══ DATASET ══

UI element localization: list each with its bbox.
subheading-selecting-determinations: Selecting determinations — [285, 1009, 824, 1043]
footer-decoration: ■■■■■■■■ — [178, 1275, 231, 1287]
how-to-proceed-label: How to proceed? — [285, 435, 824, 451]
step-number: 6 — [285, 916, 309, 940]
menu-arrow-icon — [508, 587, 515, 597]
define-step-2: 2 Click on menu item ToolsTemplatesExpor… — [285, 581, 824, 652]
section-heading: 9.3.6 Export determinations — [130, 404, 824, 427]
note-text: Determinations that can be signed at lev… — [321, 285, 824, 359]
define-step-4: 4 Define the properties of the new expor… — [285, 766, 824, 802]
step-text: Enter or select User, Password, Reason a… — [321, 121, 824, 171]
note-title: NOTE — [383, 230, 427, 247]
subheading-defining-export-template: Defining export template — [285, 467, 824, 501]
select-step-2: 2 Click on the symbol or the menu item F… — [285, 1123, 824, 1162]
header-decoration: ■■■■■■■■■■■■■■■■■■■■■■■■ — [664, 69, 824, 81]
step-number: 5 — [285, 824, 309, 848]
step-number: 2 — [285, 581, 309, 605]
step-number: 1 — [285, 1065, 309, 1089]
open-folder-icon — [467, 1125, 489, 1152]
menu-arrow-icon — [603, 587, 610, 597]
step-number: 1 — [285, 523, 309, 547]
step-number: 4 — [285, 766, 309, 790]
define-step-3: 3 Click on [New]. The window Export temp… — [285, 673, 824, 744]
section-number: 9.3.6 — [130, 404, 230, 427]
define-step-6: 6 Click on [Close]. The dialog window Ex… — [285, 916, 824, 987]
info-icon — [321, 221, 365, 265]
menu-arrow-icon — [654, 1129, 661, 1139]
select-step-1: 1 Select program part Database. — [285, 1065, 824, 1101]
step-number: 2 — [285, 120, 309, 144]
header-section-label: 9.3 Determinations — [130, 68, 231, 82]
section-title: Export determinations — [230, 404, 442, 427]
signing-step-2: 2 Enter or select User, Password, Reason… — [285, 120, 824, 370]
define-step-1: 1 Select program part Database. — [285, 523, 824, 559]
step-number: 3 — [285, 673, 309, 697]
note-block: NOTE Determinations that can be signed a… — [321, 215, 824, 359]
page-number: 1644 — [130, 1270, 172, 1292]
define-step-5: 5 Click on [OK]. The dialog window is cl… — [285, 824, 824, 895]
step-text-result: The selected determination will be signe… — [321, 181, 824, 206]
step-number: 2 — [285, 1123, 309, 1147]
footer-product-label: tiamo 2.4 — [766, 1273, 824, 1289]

═══

Extract the records word for word, from the first line down through the line containing "page-number: 1644 — [130, 1270, 172, 1292]", including both.

UI element localization: list each with its bbox.
subheading-selecting-determinations: Selecting determinations — [285, 1009, 824, 1043]
footer-decoration: ■■■■■■■■ — [178, 1275, 231, 1287]
how-to-proceed-label: How to proceed? — [285, 435, 824, 451]
step-number: 6 — [285, 916, 309, 940]
menu-arrow-icon — [508, 587, 515, 597]
define-step-2: 2 Click on menu item ToolsTemplatesExpor… — [285, 581, 824, 652]
section-heading: 9.3.6 Export determinations — [130, 404, 824, 427]
note-text: Determinations that can be signed at lev… — [321, 285, 824, 359]
define-step-4: 4 Define the properties of the new expor… — [285, 766, 824, 802]
step-text: Enter or select User, Password, Reason a… — [321, 121, 824, 171]
note-title: NOTE — [383, 230, 427, 247]
subheading-defining-export-template: Defining export template — [285, 467, 824, 501]
select-step-2: 2 Click on the symbol or the menu item F… — [285, 1123, 824, 1162]
header-decoration: ■■■■■■■■■■■■■■■■■■■■■■■■ — [664, 69, 824, 81]
step-number: 5 — [285, 824, 309, 848]
step-number: 2 — [285, 581, 309, 605]
step-number: 1 — [285, 1065, 309, 1089]
open-folder-icon — [467, 1125, 489, 1152]
menu-arrow-icon — [603, 587, 610, 597]
step-number: 1 — [285, 523, 309, 547]
step-number: 4 — [285, 766, 309, 790]
define-step-3: 3 Click on [New]. The window Export temp… — [285, 673, 824, 744]
section-number: 9.3.6 — [130, 404, 230, 427]
define-step-6: 6 Click on [Close]. The dialog window Ex… — [285, 916, 824, 987]
info-icon — [321, 221, 365, 265]
menu-arrow-icon — [654, 1129, 661, 1139]
select-step-1: 1 Select program part Database. — [285, 1065, 824, 1101]
step-number: 2 — [285, 120, 309, 144]
header-section-label: 9.3 Determinations — [130, 68, 231, 82]
section-title: Export determinations — [230, 404, 442, 427]
signing-step-2: 2 Enter or select User, Password, Reason… — [285, 120, 824, 370]
define-step-1: 1 Select program part Database. — [285, 523, 824, 559]
step-number: 3 — [285, 673, 309, 697]
note-block: NOTE Determinations that can be signed a… — [321, 215, 824, 359]
page-number: 1644 — [130, 1270, 172, 1292]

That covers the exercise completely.